### PROVIDED INFORMATION
┄┄┄┄┄┄┄┄┄┄┄┄┄┄┄┄┄┄┄┄
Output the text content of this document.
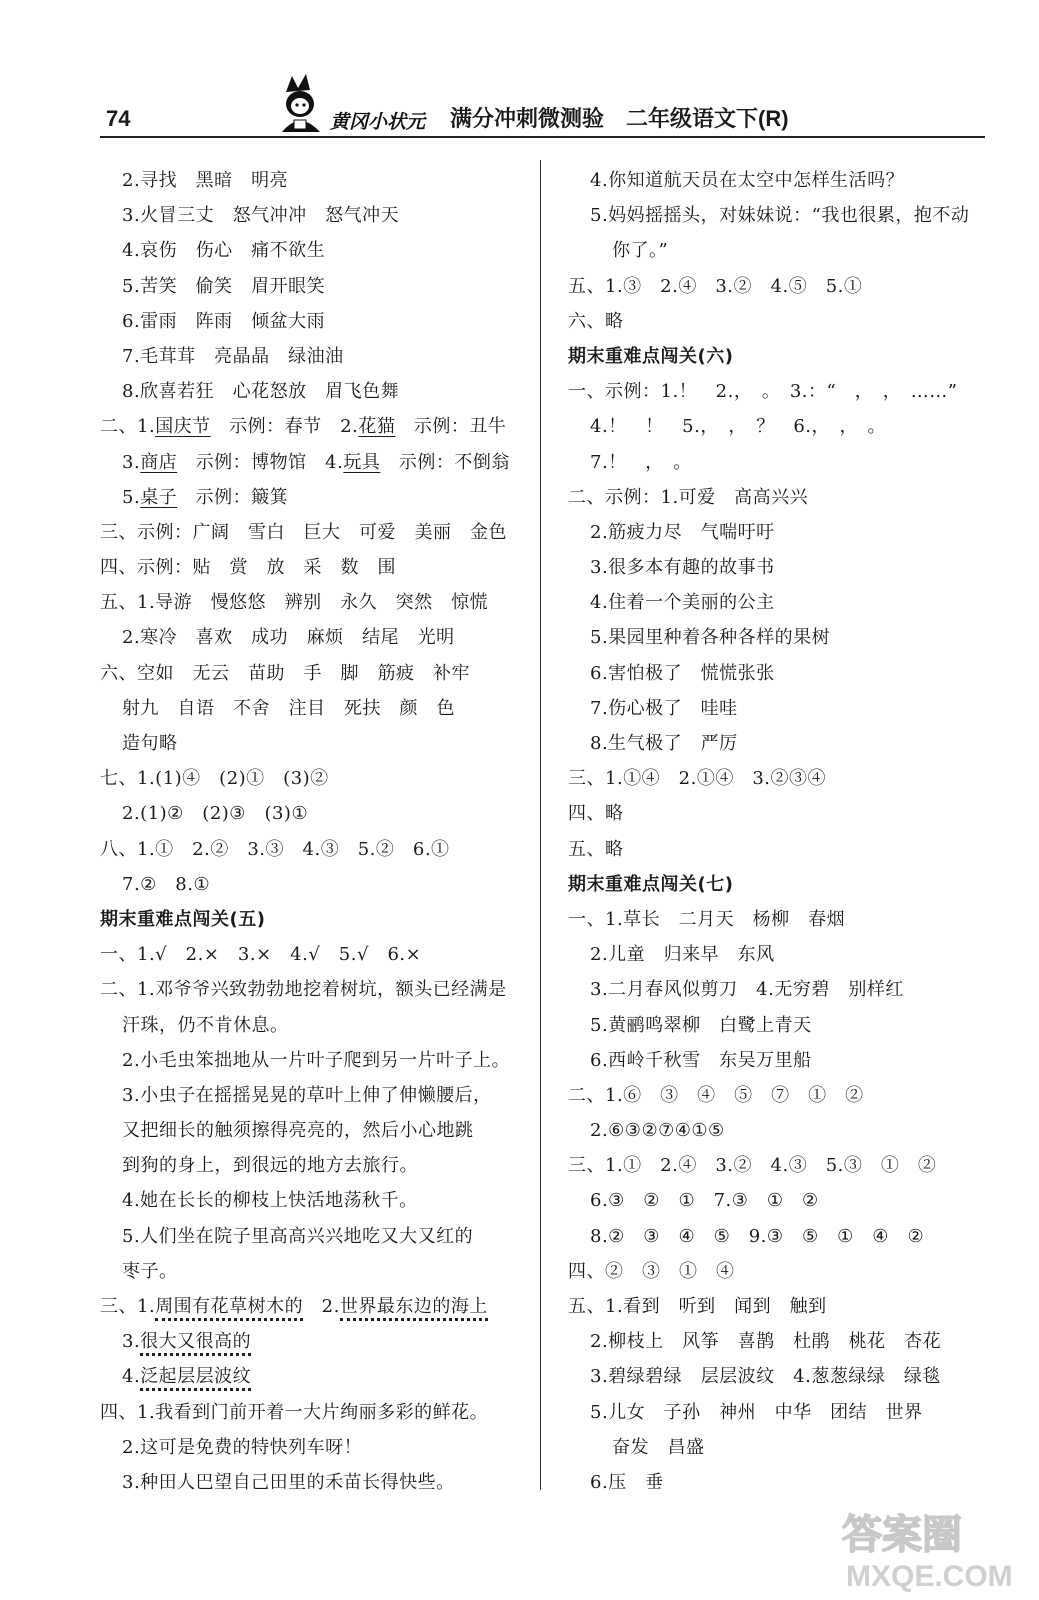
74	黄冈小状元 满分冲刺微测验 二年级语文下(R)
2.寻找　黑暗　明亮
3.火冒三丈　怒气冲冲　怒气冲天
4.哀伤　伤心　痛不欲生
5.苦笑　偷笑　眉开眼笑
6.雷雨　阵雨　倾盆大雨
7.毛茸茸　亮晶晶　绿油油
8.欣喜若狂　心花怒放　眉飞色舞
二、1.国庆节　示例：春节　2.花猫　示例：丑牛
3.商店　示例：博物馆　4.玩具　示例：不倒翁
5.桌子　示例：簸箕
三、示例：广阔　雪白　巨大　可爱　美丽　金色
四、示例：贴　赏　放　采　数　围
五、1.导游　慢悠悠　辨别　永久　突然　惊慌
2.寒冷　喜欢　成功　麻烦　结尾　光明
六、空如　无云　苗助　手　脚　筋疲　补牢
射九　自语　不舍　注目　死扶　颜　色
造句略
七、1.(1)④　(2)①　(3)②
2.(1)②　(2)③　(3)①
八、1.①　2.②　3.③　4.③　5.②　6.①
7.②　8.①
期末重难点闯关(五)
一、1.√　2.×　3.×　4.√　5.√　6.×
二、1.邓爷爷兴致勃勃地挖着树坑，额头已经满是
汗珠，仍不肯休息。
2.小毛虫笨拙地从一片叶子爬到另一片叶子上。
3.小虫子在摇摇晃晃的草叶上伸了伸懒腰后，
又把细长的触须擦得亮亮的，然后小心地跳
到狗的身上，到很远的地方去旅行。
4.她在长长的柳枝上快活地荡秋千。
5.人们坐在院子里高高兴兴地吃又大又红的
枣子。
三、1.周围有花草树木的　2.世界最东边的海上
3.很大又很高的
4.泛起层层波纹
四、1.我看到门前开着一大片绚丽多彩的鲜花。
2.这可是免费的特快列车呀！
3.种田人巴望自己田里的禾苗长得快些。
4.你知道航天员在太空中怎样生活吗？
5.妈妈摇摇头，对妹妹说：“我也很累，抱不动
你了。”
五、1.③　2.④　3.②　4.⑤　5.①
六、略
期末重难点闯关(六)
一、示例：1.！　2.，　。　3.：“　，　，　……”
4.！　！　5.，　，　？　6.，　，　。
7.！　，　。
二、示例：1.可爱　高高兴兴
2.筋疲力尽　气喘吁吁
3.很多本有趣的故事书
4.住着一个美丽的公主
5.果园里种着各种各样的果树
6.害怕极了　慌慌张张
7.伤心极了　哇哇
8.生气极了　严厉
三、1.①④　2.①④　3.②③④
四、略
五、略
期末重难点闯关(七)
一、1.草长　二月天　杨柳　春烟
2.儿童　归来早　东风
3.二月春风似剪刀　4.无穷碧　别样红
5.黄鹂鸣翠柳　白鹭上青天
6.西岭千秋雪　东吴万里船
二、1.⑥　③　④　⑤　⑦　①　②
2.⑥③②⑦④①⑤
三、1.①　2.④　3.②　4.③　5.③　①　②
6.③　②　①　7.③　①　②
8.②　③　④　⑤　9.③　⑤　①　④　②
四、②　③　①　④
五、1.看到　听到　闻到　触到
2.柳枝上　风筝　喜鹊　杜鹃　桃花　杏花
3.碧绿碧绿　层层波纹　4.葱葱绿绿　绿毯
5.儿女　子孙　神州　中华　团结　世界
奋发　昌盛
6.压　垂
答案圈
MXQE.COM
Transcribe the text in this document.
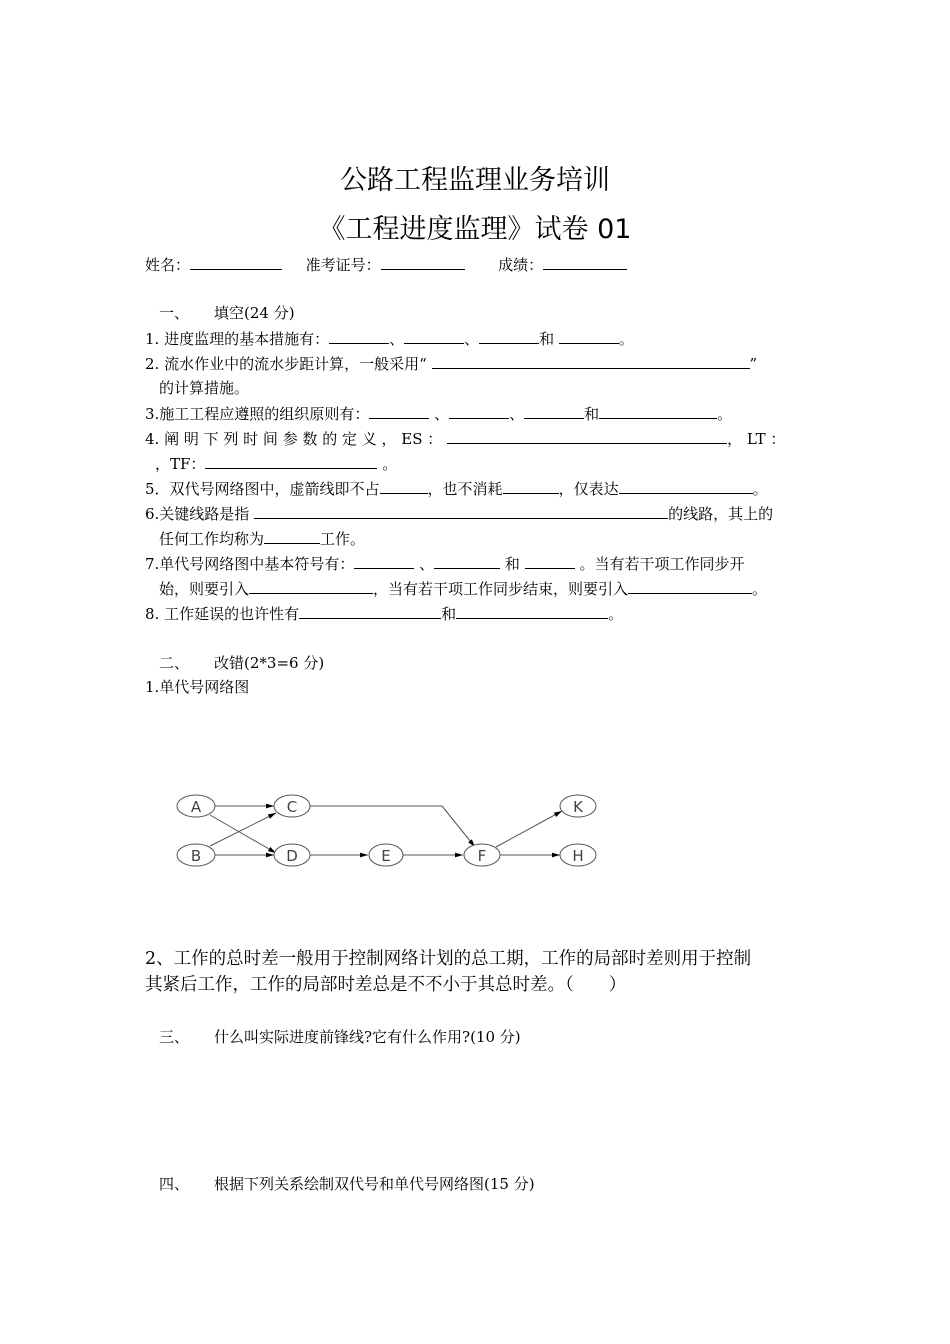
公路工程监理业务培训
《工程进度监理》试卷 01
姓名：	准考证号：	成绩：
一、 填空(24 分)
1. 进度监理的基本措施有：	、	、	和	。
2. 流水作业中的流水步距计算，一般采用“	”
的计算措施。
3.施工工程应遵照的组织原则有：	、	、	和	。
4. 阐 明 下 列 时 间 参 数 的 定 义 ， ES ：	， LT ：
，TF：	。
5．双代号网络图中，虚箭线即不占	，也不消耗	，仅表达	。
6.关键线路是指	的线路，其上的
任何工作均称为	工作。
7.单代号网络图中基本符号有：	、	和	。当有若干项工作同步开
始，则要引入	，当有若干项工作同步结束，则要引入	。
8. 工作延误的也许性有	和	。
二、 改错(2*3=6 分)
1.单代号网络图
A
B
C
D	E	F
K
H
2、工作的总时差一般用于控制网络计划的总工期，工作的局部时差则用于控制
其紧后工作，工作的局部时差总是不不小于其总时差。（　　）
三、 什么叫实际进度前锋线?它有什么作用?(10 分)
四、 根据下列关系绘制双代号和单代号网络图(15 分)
┄┄┄┄┄┄┄┄┄┄┄┄┄┄┄┄┄┄┄┄
### WHAT IS ASKED
Without the pictures, write out the whole listing above exactly as it appears.

### THE OUTPUT
Output the text content of this document.
74	黄冈小状元 满分冲刺微测验 二年级语文下(R)
2.寻找　黑暗　明亮
3.火冒三丈　怒气冲冲　怒气冲天
4.哀伤　伤心　痛不欲生
5.苦笑　偷笑　眉开眼笑
6.雷雨　阵雨　倾盆大雨
7.毛茸茸　亮晶晶　绿油油
8.欣喜若狂　心花怒放　眉飞色舞
二、1.国庆节　示例：春节　2.花猫　示例：丑牛
3.商店　示例：博物馆　4.玩具　示例：不倒翁
5.桌子　示例：簸箕
三、示例：广阔　雪白　巨大　可爱　美丽　金色
四、示例：贴　赏　放　采　数　围
五、1.导游　慢悠悠　辨别　永久　突然　惊慌
2.寒冷　喜欢　成功　麻烦　结尾　光明
六、空如　无云　苗助　手　脚　筋疲　补牢
射九　自语　不舍　注目　死扶　颜　色
造句略
七、1.(1)④　(2)①　(3)②
2.(1)②　(2)③　(3)①
八、1.①　2.②　3.③　4.③　5.②　6.①
7.②　8.①
期末重难点闯关(五)
一、1.√　2.×　3.×　4.√　5.√　6.×
二、1.邓爷爷兴致勃勃地挖着树坑，额头已经满是
汗珠，仍不肯休息。
2.小毛虫笨拙地从一片叶子爬到另一片叶子上。
3.小虫子在摇摇晃晃的草叶上伸了伸懒腰后，
又把细长的触须擦得亮亮的，然后小心地跳
到狗的身上，到很远的地方去旅行。
4.她在长长的柳枝上快活地荡秋千。
5.人们坐在院子里高高兴兴地吃又大又红的
枣子。
三、1.周围有花草树木的　2.世界最东边的海上
3.很大又很高的
4.泛起层层波纹
四、1.我看到门前开着一大片绚丽多彩的鲜花。
2.这可是免费的特快列车呀！
3.种田人巴望自己田里的禾苗长得快些。
4.你知道航天员在太空中怎样生活吗？
5.妈妈摇摇头，对妹妹说：“我也很累，抱不动
你了。”
五、1.③　2.④　3.②　4.⑤　5.①
六、略
期末重难点闯关(六)
一、示例：1.！　2.，　。　3.：“　，　，　……”
4.！　！　5.，　，　？　6.，　，　。
7.！　，　。
二、示例：1.可爱　高高兴兴
2.筋疲力尽　气喘吁吁
3.很多本有趣的故事书
4.住着一个美丽的公主
5.果园里种着各种各样的果树
6.害怕极了　慌慌张张
7.伤心极了　哇哇
8.生气极了　严厉
三、1.①④　2.①④　3.②③④
四、略
五、略
期末重难点闯关(七)
一、1.草长　二月天　杨柳　春烟
2.儿童　归来早　东风
3.二月春风似剪刀　4.无穷碧　别样红
5.黄鹂鸣翠柳　白鹭上青天
6.西岭千秋雪　东吴万里船
二、1.⑥　③　④　⑤　⑦　①　②
2.⑥③②⑦④①⑤
三、1.①　2.④　3.②　4.③　5.③　①　②
6.③　②　①　7.③　①　②
8.②　③　④　⑤　9.③　⑤　①　④　②
四、②　③　①　④
五、1.看到　听到　闻到　触到
2.柳枝上　风筝　喜鹊　杜鹃　桃花　杏花
3.碧绿碧绿　层层波纹　4.葱葱绿绿　绿毯
5.儿女　子孙　神州　中华　团结　世界
奋发　昌盛
6.压　垂
答案圈
MXQE.COM
Transcribe the text in this document.
公路工程监理业务培训
《工程进度监理》试卷 01
姓名：	准考证号：	成绩：
一、 填空(24 分)
1. 进度监理的基本措施有：	、	、	和	。
2. 流水作业中的流水步距计算，一般采用“	”
的计算措施。
3.施工工程应遵照的组织原则有：	、	、	和	。
4. 阐 明 下 列 时 间 参 数 的 定 义 ， ES ：	， LT ：
，TF：	。
5．双代号网络图中，虚箭线即不占	，也不消耗	，仅表达	。
6.关键线路是指	的线路，其上的
任何工作均称为	工作。
7.单代号网络图中基本符号有：	、	和	。当有若干项工作同步开
始，则要引入	，当有若干项工作同步结束，则要引入	。
8. 工作延误的也许性有	和	。
二、 改错(2*3=6 分)
1.单代号网络图
A
B
C
D	E	F
K
H
2、工作的总时差一般用于控制网络计划的总工期，工作的局部时差则用于控制
其紧后工作，工作的局部时差总是不不小于其总时差。（　　）
三、 什么叫实际进度前锋线?它有什么作用?(10 分)
四、 根据下列关系绘制双代号和单代号网络图(15 分)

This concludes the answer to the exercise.